INSTRUCTION.
Make a tally of the lines in the records that include the string "content", and give only that number.

• • • • •

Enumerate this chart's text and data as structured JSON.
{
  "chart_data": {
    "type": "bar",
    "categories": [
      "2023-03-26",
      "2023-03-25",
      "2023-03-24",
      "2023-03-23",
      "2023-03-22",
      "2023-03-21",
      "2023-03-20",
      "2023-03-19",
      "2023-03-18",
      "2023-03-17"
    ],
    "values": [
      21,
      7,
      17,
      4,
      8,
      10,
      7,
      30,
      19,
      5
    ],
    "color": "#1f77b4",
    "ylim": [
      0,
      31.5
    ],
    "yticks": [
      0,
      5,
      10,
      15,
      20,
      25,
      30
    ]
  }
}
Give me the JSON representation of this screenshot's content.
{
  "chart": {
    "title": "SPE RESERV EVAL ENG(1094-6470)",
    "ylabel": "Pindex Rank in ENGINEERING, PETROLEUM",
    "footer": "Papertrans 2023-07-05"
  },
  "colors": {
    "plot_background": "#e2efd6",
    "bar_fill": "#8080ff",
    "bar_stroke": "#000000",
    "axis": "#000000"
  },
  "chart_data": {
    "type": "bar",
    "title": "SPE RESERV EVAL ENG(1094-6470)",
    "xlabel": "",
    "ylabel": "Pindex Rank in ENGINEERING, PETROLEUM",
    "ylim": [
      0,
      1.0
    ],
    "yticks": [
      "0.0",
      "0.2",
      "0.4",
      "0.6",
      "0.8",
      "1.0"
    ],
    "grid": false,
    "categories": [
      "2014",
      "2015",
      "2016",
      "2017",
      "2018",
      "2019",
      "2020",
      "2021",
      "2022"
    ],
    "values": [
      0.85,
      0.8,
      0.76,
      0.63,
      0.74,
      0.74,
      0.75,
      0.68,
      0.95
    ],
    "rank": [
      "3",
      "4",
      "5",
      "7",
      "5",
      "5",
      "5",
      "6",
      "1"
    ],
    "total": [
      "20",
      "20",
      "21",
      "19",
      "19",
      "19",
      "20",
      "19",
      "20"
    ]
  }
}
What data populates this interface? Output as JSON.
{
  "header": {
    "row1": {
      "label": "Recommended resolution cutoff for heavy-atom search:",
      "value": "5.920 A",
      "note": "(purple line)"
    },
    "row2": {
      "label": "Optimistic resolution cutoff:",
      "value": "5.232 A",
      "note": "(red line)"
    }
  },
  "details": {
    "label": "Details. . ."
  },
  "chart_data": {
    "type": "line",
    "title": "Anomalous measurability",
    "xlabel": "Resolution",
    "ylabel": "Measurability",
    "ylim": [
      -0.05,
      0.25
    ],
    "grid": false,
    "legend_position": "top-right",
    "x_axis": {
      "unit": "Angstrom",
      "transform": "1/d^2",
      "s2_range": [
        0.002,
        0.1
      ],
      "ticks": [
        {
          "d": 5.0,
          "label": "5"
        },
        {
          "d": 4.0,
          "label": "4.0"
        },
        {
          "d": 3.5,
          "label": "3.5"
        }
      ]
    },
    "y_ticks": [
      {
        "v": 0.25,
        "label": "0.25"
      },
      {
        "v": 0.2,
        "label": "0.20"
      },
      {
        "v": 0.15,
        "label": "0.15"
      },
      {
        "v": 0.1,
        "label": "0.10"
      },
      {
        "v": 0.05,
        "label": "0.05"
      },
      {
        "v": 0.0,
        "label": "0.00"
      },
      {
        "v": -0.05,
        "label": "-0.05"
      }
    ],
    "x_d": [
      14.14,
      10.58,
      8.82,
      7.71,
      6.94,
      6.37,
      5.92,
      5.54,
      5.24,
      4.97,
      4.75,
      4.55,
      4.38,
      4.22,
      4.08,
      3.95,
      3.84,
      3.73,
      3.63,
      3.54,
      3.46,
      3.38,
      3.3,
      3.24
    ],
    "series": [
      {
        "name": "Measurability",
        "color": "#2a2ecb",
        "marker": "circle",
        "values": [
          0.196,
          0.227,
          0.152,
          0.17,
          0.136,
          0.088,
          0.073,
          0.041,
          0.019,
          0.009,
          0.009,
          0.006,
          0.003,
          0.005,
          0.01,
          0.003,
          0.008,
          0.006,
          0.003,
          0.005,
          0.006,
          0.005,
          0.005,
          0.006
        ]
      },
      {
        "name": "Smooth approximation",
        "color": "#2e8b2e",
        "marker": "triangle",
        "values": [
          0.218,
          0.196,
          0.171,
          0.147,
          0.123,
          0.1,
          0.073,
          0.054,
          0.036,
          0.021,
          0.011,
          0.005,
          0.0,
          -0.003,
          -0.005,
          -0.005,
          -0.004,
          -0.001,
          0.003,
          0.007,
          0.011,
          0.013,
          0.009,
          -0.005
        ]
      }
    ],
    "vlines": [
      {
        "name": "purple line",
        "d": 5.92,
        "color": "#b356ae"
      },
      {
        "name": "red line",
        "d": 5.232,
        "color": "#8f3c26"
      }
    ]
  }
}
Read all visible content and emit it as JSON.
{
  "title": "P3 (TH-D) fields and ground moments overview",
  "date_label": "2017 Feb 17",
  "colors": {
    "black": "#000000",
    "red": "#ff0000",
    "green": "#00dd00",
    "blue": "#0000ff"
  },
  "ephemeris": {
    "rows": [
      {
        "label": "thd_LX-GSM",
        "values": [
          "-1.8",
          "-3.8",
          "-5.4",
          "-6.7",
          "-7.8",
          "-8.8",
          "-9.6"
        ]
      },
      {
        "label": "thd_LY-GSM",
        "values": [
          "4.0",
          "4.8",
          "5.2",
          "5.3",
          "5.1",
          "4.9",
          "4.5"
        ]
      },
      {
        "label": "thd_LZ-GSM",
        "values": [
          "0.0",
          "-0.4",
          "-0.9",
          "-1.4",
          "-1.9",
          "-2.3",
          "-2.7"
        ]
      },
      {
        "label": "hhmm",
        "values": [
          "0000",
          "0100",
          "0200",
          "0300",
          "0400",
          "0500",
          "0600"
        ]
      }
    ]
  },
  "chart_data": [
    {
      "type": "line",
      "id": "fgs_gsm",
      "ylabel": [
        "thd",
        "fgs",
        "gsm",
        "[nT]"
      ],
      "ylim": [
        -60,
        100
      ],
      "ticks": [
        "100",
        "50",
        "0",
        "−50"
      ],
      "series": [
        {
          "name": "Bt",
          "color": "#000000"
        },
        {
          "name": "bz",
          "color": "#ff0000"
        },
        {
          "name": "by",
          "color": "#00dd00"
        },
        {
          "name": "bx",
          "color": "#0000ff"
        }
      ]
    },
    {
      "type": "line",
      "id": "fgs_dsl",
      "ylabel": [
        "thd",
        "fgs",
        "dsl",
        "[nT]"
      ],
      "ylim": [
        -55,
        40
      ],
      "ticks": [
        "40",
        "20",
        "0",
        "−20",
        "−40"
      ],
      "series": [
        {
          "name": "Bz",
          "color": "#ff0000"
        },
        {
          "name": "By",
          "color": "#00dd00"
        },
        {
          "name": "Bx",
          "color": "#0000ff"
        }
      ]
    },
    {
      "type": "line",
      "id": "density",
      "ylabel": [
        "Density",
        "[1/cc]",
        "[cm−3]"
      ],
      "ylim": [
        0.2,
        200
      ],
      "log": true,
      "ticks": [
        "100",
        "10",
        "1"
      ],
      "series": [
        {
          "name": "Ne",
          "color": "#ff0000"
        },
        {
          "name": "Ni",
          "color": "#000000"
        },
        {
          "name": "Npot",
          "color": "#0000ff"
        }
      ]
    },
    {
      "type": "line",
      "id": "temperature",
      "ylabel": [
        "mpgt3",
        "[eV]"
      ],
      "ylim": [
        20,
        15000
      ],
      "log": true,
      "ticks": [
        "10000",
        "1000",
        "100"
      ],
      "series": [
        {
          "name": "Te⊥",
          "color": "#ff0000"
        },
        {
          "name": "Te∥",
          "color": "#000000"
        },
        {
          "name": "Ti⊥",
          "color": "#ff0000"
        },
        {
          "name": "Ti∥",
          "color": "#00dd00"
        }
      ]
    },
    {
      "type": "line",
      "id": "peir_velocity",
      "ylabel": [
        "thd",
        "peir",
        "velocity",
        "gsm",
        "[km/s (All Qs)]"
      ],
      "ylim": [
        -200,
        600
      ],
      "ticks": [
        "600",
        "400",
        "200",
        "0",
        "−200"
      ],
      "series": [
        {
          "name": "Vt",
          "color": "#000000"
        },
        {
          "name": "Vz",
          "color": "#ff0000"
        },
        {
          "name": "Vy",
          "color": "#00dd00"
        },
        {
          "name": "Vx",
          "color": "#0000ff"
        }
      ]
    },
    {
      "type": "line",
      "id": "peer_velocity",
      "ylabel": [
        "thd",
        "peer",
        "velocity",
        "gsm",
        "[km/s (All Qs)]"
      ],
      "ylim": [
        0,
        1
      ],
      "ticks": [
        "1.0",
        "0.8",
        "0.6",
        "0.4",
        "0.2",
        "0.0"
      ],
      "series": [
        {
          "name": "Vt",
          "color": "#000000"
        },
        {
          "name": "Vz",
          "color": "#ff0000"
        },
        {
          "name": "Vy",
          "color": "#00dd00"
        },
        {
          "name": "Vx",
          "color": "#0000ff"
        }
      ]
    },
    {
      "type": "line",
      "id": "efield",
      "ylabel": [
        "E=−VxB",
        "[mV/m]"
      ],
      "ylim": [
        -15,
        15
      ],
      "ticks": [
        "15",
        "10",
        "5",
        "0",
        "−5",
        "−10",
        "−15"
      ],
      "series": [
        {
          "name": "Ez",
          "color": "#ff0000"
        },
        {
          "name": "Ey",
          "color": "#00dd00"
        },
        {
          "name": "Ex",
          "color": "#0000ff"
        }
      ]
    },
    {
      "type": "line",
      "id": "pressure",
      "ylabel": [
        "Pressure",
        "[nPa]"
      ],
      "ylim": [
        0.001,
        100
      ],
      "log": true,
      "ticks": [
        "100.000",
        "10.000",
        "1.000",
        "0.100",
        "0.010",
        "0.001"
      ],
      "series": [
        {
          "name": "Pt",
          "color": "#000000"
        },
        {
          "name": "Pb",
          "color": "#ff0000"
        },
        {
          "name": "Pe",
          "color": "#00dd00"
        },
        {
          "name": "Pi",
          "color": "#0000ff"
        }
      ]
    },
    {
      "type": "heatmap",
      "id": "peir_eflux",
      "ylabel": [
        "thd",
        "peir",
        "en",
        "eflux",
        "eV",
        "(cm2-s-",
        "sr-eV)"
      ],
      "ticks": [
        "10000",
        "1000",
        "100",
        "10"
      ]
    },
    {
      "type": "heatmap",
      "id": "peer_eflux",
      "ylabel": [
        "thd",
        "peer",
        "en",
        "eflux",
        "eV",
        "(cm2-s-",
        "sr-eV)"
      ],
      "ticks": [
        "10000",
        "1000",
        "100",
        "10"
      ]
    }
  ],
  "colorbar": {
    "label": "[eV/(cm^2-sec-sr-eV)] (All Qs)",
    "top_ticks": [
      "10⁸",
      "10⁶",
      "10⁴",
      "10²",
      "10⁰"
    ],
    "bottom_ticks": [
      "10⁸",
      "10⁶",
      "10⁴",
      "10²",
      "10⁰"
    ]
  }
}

• • • • •

OUTPUT FOR THIS TASK.
2